**Written request:** Rewrite every line of the material below as a numbered list, skipping any blank lines and leaving the pictures out.
>> BEGIN Materials provided
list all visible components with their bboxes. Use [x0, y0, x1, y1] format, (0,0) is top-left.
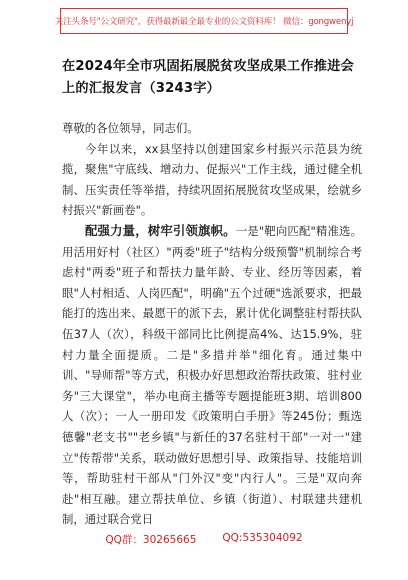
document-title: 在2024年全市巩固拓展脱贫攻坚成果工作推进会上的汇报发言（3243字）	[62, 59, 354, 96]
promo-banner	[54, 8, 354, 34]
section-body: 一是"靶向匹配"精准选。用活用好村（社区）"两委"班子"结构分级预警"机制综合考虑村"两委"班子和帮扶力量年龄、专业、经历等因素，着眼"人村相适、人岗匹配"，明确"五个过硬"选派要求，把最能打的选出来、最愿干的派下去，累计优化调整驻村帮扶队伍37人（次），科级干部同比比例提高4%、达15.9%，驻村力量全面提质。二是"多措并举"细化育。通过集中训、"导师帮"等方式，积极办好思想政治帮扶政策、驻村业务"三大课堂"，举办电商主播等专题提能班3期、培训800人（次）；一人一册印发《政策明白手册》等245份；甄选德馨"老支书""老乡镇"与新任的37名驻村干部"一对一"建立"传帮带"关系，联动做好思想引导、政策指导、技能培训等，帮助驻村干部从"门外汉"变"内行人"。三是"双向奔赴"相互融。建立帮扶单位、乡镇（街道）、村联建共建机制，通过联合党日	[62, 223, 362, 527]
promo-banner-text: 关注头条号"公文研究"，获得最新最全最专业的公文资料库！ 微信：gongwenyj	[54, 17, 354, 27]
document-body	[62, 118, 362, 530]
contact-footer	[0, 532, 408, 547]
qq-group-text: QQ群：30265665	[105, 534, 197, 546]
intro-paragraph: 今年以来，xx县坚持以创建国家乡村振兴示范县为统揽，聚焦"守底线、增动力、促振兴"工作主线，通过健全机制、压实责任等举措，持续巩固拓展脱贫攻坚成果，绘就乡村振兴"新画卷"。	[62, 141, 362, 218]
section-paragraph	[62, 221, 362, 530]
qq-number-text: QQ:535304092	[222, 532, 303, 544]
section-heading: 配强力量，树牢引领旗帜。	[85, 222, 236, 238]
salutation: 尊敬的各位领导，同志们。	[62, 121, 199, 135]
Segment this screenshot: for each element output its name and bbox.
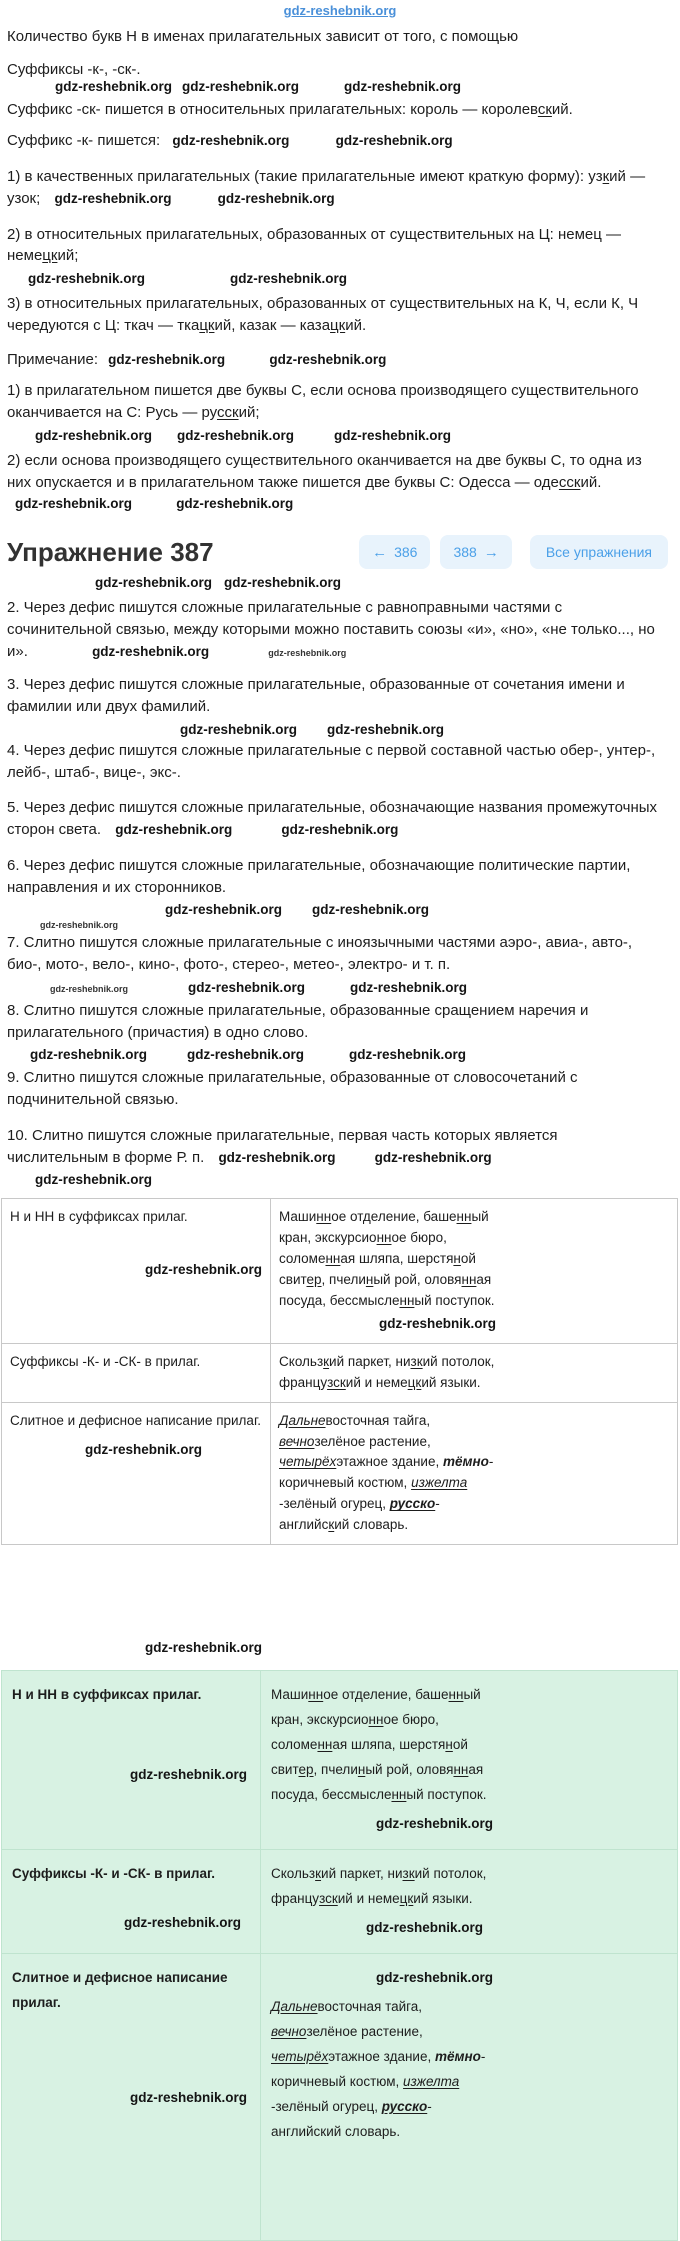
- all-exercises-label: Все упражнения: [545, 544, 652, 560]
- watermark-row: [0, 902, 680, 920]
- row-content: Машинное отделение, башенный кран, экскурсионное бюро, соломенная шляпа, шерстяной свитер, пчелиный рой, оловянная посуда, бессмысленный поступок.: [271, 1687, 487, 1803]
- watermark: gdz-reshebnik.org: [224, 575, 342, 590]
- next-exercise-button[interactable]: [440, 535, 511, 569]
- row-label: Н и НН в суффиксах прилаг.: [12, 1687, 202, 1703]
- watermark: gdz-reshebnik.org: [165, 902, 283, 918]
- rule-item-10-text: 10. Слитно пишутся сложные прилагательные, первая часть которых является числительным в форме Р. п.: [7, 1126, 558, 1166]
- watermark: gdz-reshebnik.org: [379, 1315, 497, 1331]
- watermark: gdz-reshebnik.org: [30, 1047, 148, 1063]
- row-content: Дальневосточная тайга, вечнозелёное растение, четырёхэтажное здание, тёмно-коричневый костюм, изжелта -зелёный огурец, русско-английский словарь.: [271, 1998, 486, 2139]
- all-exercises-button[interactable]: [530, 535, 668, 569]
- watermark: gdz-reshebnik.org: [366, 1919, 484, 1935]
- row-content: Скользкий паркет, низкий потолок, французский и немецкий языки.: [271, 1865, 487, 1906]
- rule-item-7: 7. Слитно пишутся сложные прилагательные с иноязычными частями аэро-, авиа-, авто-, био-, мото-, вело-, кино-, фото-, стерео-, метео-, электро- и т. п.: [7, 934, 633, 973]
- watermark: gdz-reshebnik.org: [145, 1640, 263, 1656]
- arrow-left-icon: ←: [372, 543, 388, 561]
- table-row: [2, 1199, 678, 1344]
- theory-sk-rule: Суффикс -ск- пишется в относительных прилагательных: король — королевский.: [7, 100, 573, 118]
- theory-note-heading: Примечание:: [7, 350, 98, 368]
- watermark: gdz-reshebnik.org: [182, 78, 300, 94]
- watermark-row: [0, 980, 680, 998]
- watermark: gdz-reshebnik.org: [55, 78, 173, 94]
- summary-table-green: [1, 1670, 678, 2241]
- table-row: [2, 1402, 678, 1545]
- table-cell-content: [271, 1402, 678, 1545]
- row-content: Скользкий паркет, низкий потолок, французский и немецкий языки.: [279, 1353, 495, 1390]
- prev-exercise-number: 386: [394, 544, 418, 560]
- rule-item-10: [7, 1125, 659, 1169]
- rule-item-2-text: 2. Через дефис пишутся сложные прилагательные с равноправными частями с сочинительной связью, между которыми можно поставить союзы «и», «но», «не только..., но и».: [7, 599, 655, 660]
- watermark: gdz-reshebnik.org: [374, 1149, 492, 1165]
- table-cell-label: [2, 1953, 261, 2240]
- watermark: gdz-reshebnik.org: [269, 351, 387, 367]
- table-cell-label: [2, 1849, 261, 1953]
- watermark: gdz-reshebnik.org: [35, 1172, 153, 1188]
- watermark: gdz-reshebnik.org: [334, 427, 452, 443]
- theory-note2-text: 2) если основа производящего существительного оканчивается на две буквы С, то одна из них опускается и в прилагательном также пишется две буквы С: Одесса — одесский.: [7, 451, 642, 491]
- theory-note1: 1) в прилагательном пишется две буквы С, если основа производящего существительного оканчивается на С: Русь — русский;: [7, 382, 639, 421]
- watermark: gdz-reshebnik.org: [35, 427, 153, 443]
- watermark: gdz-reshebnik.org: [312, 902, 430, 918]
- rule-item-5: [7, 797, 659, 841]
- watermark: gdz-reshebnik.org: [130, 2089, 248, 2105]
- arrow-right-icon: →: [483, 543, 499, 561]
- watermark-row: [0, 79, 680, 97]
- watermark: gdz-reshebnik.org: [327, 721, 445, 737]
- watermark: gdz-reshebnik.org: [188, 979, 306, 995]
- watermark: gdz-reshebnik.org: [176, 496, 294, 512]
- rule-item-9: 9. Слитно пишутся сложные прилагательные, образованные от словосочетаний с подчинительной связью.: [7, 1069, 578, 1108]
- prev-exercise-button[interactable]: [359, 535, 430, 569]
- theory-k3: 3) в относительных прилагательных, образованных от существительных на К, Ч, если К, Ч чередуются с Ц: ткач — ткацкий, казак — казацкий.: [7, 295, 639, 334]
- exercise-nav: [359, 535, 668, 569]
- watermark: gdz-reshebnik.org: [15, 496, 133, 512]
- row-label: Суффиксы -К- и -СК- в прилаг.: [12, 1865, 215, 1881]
>> END Materials provided
**Answer to the problem:**
1. list all visible components with their bboxes. Use [x0, y0, x1, y1] format, (0,0) is top-left.
2. document-title: 在2024年全市巩固拓展脱贫攻坚成果工作推进会上的汇报发言（3243字）	[62, 59, 354, 96]
3. promo-banner	[54, 8, 354, 34]
4. section-body: 一是"靶向匹配"精准选。用活用好村（社区）"两委"班子"结构分级预警"机制综合考虑村"两委"班子和帮扶力量年龄、专业、经历等因素，着眼"人村相适、人岗匹配"，明确"五个过硬"选派要求，把最能打的选出来、最愿干的派下去，累计优化调整驻村帮扶队伍37人（次），科级干部同比比例提高4%、达15.9%，驻村力量全面提质。二是"多措并举"细化育。通过集中训、"导师帮"等方式，积极办好思想政治帮扶政策、驻村业务"三大课堂"，举办电商主播等专题提能班3期、培训800人（次）；一人一册印发《政策明白手册》等245份；甄选德馨"老支书""老乡镇"与新任的37名驻村干部"一对一"建立"传帮带"关系，联动做好思想引导、政策指导、技能培训等，帮助驻村干部从"门外汉"变"内行人"。三是"双向奔赴"相互融。建立帮扶单位、乡镇（街道）、村联建共建机制，通过联合党日	[62, 223, 362, 527]
5. promo-banner-text: 关注头条号"公文研究"，获得最新最全最专业的公文资料库！ 微信：gongwenyj	[54, 17, 354, 27]
6. document-body	[62, 118, 362, 530]
7. contact-footer	[0, 532, 408, 547]
8. qq-group-text: QQ群：30265665	[105, 534, 197, 546]
9. intro-paragraph: 今年以来，xx县坚持以创建国家乡村振兴示范县为统揽，聚焦"守底线、增动力、促振兴"工作主线，通过健全机制、压实责任等举措，持续巩固拓展脱贫攻坚成果，绘就乡村振兴"新画卷"。	[62, 141, 362, 218]
10. section-paragraph	[62, 221, 362, 530]
11. qq-number-text: QQ:535304092	[222, 532, 303, 544]
12. section-heading: 配强力量，树牢引领旗帜。	[85, 222, 236, 238]
13. salutation: 尊敬的各位领导，同志们。	[62, 121, 199, 135]
14. Segment this screenshot: for each element output its name and bbox.
15. - all-exercises-label: Все упражнения: [545, 544, 652, 560]
16. - watermark-row: [0, 902, 680, 920]
17. - row-content: Машинное отделение, башенный кран, экскурсионное бюро, соломенная шляпа, шерстяной свитер, пчелиный рой, оловянная посуда, бессмысленный поступок.: [271, 1687, 487, 1803]
18. - watermark: gdz-reshebnik.org: [224, 575, 342, 590]
19. - next-exercise-button[interactable]: [440, 535, 511, 569]
20. - row-label: Н и НН в суффиксах прилаг.: [12, 1687, 202, 1703]
21. - watermark: gdz-reshebnik.org: [165, 902, 283, 918]
22. - rule-item-10-text: 10. Слитно пишутся сложные прилагательные, первая часть которых является числительным в форме Р. п.: [7, 1126, 558, 1166]
23. - watermark: gdz-reshebnik.org: [379, 1315, 497, 1331]
24. - watermark: gdz-reshebnik.org: [30, 1047, 148, 1063]
25. - row-content: Дальневосточная тайга, вечнозелёное растение, четырёхэтажное здание, тёмно-коричневый костюм, изжелта -зелёный огурец, русско-английский словарь.: [271, 1998, 486, 2139]
26. - all-exercises-button[interactable]: [530, 535, 668, 569]
27. - watermark: gdz-reshebnik.org: [366, 1919, 484, 1935]
28. - row-content: Скользкий паркет, низкий потолок, французский и немецкий языки.: [271, 1865, 487, 1906]
29. - rule-item-7: 7. Слитно пишутся сложные прилагательные с иноязычными частями аэро-, авиа-, авто-, био-, мото-, вело-, кино-, фото-, стерео-, метео-, электро- и т. п.: [7, 934, 633, 973]
30. - watermark: gdz-reshebnik.org: [145, 1640, 263, 1656]
31. - arrow-left-icon: ←: [372, 543, 388, 561]
32. - table-row: [2, 1199, 678, 1344]
33. - theory-sk-rule: Суффикс -ск- пишется в относительных прилагательных: король — королевский.: [7, 100, 573, 118]
34. - theory-note-heading: Примечание:: [7, 350, 98, 368]
35. - watermark: gdz-reshebnik.org: [182, 78, 300, 94]
36. - watermark-row: [0, 980, 680, 998]
37. - watermark: gdz-reshebnik.org: [55, 78, 173, 94]
38. - summary-table-green: [1, 1670, 678, 2241]
39. - table-row: [2, 1402, 678, 1545]
40. - table-cell-content: [271, 1402, 678, 1545]
41. - row-content: Скользкий паркет, низкий потолок, французский и немецкий языки.: [279, 1353, 495, 1390]
42. - prev-exercise-number: 386: [394, 544, 418, 560]
43. - rule-item-10: [7, 1125, 659, 1169]
44. - rule-item-2-text: 2. Через дефис пишутся сложные прилагательные с равноправными частями с сочинительной связью, между которыми можно поставить союзы «и», «но», «не только..., но и».: [7, 599, 655, 660]
45. - watermark: gdz-reshebnik.org: [374, 1149, 492, 1165]
46. - table-cell-label: [2, 1953, 261, 2240]
47. - watermark: gdz-reshebnik.org: [269, 351, 387, 367]
48. - table-cell-label: [2, 1849, 261, 1953]
49. - watermark: gdz-reshebnik.org: [35, 1172, 153, 1188]
50. - watermark: gdz-reshebnik.org: [334, 427, 452, 443]
51. - theory-note2-text: 2) если основа производящего существительного оканчивается на две буквы С, то одна из них опускается и в прилагательном также пишется две буквы С: Одесса — одесский.: [7, 451, 642, 491]
52. - theory-note1: 1) в прилагательном пишется две буквы С, если основа производящего существительного оканчивается на С: Русь — русский;: [7, 382, 639, 421]
53. - watermark: gdz-reshebnik.org: [35, 427, 153, 443]
54. - watermark: gdz-reshebnik.org: [312, 902, 430, 918]
55. - rule-item-5: [7, 797, 659, 841]
56. - watermark: gdz-reshebnik.org: [130, 2089, 248, 2105]
57. - arrow-right-icon: →: [483, 543, 499, 561]
58. - watermark-row: [0, 79, 680, 97]
59. - watermark: gdz-reshebnik.org: [327, 721, 445, 737]
60. - watermark: gdz-reshebnik.org: [188, 979, 306, 995]
61. - watermark: gdz-reshebnik.org: [176, 496, 294, 512]
62. - rule-item-9: 9. Слитно пишутся сложные прилагательные, образованные от словосочетаний с подчинительной связью.: [7, 1069, 578, 1108]
63. - prev-exercise-button[interactable]: [359, 535, 430, 569]
64. - theory-k3: 3) в относительных прилагательных, образованных от существительных на К, Ч, если К, Ч чередуются с Ц: ткач — ткацкий, казак — казацкий.: [7, 295, 639, 334]
65. - exercise-nav: [359, 535, 668, 569]
66. - watermark: gdz-reshebnik.org: [15, 496, 133, 512]
67. - row-label: Суффиксы -К- и -СК- в прилаг.: [12, 1865, 215, 1881]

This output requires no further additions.